> [KUTIPAN TEKS]:

▶

Api Tauhid, novel terbaru Habiburahman El Shirazy tak hanya
mengulas bagaimana rona kisah cinta antara Fahmi dan Nuzula. Disamping roman
tersebut, penulis yang akrab disapa Kang Abik itu menceritakan pula kisah perjuangan
seorang pahlawan akidah, dialah Badiuzzaman Said Nursi.
Bisa dibilang, Said Nursi merupakan ulama lintas zaman. Ia
lahir ketika Khilafah Utsmani masih kokoh berdiri. Ketika masa Sultan Abdul
Hamid yang amanah menjalankan sistem khilafah, Said Nursi ingin memberi masukan
pada kebijakan yang diambil Sultan. Ketika itu, tidak sedikit warga Turki yang
mulai banyak “terkontaminasi” dengan gaya hidup barat. Maklum, Turki adalah
negara dua benua, Eropa dan Asia. Masukan dari Said Nursi hampir saja
dijalankan, namun sayang, “rongrongan” dari luar rupanya banyak menggoyahkan
keteguhan Sultan, dimana saat itu kekuatan Ottoman sudah mulai berkurang.

◀

> [DAFTAR TUGAS]:
[A] Menurut kutipan teks, dengan sapaan apa penulis novel Api Tauhid akrab dikenal?
[B] Sebutkan semua orang yang namanya disebut dalam kutipan teks.

> [BAHAN YANG DISEDIAKAN]:
▶

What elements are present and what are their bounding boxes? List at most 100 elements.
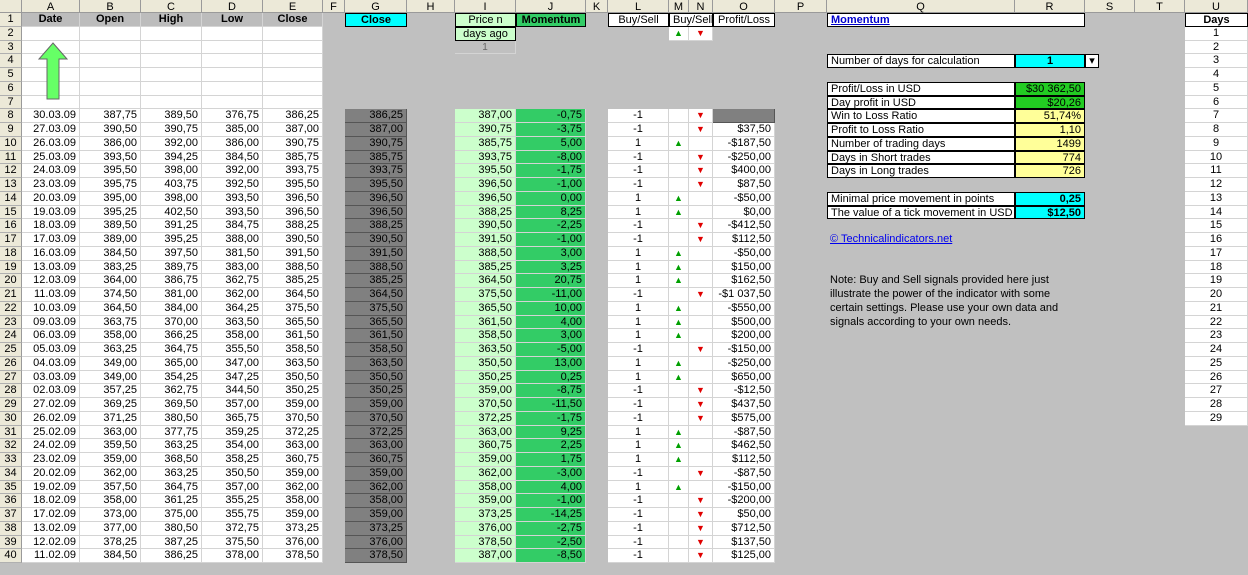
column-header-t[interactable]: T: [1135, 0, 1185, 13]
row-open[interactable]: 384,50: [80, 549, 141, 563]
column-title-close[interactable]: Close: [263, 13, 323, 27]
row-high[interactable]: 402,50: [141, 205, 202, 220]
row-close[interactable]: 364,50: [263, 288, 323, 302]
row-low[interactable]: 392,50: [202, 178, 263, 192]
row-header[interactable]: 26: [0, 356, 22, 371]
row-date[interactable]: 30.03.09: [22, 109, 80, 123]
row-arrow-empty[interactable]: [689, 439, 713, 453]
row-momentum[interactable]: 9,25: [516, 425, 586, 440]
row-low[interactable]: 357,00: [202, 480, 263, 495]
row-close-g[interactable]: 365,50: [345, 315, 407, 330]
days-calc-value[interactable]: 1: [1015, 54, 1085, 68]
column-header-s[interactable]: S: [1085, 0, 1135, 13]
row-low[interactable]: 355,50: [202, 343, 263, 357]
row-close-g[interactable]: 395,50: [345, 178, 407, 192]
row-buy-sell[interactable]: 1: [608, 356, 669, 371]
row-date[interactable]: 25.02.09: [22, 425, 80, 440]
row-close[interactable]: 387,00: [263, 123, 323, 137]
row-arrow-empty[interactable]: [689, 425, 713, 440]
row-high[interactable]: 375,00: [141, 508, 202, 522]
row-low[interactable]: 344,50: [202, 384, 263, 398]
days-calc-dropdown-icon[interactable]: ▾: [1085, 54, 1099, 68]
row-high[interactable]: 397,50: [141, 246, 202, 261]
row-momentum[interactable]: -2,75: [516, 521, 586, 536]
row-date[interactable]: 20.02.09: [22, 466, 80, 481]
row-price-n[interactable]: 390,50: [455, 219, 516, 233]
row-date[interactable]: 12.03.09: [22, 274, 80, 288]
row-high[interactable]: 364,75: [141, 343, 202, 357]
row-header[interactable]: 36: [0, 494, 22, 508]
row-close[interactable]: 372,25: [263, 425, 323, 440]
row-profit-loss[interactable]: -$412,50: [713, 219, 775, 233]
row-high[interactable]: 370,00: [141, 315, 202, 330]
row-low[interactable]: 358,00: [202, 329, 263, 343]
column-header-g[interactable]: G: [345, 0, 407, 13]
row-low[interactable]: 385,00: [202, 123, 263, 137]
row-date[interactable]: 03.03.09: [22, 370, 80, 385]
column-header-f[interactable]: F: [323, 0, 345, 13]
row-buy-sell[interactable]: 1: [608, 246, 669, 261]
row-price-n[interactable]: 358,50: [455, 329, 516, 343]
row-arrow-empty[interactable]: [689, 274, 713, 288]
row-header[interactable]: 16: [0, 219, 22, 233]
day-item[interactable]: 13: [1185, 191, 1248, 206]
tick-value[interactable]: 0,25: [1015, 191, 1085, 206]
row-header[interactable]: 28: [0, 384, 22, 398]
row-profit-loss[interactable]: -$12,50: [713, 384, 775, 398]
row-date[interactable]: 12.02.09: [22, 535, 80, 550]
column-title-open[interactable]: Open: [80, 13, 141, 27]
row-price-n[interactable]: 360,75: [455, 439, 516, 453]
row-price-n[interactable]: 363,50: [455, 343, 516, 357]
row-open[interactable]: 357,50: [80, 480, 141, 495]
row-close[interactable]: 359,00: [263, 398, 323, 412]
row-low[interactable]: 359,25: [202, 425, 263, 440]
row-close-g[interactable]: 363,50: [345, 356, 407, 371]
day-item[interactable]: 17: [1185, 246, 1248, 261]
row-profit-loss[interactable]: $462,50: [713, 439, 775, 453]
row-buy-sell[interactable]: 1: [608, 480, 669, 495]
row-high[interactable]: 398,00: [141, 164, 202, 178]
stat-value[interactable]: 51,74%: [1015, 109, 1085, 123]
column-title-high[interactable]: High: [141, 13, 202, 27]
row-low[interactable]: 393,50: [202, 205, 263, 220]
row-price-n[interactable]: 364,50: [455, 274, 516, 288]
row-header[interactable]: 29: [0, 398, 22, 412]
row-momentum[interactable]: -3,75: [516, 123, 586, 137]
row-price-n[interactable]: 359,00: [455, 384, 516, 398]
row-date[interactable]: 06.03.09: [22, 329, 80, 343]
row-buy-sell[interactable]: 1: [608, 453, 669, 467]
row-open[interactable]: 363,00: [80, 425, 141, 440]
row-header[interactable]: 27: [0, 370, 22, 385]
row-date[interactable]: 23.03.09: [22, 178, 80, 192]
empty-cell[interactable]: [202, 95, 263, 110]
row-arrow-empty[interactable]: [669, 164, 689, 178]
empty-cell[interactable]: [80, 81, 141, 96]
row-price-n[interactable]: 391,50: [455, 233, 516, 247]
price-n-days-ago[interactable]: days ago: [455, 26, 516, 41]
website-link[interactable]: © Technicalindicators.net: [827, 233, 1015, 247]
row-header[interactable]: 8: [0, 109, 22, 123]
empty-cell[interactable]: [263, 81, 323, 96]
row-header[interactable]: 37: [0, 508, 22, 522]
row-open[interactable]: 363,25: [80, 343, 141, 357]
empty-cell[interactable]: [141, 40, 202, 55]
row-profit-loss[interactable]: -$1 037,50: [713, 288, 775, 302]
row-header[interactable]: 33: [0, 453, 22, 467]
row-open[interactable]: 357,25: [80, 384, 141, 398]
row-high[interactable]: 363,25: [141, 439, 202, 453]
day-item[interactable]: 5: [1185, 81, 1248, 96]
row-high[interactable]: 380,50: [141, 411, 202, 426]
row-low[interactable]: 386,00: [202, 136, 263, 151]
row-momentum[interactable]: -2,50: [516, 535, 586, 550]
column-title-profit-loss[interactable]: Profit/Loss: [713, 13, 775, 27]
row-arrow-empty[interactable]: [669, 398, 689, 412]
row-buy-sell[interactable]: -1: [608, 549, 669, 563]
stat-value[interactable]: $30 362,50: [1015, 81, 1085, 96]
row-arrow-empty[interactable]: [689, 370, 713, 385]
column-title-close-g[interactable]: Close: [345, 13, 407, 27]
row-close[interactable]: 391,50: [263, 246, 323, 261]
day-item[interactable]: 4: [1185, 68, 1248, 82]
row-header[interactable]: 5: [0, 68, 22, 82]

◀

> [JAWABAN TERTULIS]:
[A] Kang Abik.

[B] Habiburahman El Shirazy (Kang Abik), Fahmi, Nuzula, Badiuzzaman Said Nursi, Sultan Abdul Hamid